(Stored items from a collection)
** Start **
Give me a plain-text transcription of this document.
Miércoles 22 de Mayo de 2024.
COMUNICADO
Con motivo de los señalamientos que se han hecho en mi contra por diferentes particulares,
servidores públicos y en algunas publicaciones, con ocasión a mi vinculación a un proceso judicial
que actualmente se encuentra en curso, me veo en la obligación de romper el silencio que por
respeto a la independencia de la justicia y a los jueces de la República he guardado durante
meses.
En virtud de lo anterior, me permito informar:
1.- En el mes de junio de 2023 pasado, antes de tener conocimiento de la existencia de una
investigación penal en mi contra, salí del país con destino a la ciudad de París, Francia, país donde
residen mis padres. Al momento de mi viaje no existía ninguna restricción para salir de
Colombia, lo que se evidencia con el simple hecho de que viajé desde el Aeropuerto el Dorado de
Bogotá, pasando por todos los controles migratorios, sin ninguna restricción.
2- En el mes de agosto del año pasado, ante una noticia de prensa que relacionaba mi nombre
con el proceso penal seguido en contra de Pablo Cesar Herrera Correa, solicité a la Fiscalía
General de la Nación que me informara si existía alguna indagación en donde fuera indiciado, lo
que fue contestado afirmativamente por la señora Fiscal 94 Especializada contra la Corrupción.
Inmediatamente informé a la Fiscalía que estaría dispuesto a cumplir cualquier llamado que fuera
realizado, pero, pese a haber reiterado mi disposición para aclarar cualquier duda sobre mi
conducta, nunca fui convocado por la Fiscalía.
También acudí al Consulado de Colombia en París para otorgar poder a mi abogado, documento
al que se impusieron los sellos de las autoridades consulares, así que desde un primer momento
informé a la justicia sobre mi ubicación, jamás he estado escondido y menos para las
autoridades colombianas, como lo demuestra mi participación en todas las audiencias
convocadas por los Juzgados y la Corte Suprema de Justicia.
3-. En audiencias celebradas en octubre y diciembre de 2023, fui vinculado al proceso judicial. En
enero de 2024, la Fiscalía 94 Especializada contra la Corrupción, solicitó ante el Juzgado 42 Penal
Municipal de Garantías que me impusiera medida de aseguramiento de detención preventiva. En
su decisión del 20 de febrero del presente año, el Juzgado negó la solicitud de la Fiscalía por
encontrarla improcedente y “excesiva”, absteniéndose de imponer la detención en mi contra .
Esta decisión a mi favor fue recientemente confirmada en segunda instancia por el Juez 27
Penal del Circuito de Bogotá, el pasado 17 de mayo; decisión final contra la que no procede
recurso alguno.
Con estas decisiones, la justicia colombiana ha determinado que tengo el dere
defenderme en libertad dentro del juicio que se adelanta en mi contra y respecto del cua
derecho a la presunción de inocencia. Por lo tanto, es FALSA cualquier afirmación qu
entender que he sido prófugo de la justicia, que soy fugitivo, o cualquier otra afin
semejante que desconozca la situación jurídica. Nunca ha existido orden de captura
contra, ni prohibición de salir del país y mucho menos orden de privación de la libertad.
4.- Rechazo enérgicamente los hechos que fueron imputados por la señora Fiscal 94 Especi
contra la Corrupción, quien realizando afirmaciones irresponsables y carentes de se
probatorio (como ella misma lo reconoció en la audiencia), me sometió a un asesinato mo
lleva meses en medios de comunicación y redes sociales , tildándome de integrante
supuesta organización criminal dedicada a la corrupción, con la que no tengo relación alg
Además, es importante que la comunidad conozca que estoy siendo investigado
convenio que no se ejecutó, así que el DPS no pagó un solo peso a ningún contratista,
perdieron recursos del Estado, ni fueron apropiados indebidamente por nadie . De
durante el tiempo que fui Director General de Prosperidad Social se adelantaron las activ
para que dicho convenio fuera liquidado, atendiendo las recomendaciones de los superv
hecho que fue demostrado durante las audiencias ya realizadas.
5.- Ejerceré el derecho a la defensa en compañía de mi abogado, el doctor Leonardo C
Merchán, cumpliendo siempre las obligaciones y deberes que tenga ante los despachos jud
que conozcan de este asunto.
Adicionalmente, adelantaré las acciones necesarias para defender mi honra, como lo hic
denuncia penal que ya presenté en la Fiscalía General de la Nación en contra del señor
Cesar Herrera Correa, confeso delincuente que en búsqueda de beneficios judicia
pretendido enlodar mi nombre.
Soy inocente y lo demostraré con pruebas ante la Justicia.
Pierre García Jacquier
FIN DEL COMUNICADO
** End **
Copy out each line of the data where the string "Nación" appears.

Solution to this exercise
General de la Nación que me informara si existía alguna indagación en donde fuera indiciado, lo
denuncia penal que ya presenté en la Fiscalía General de la Nación en contra del señor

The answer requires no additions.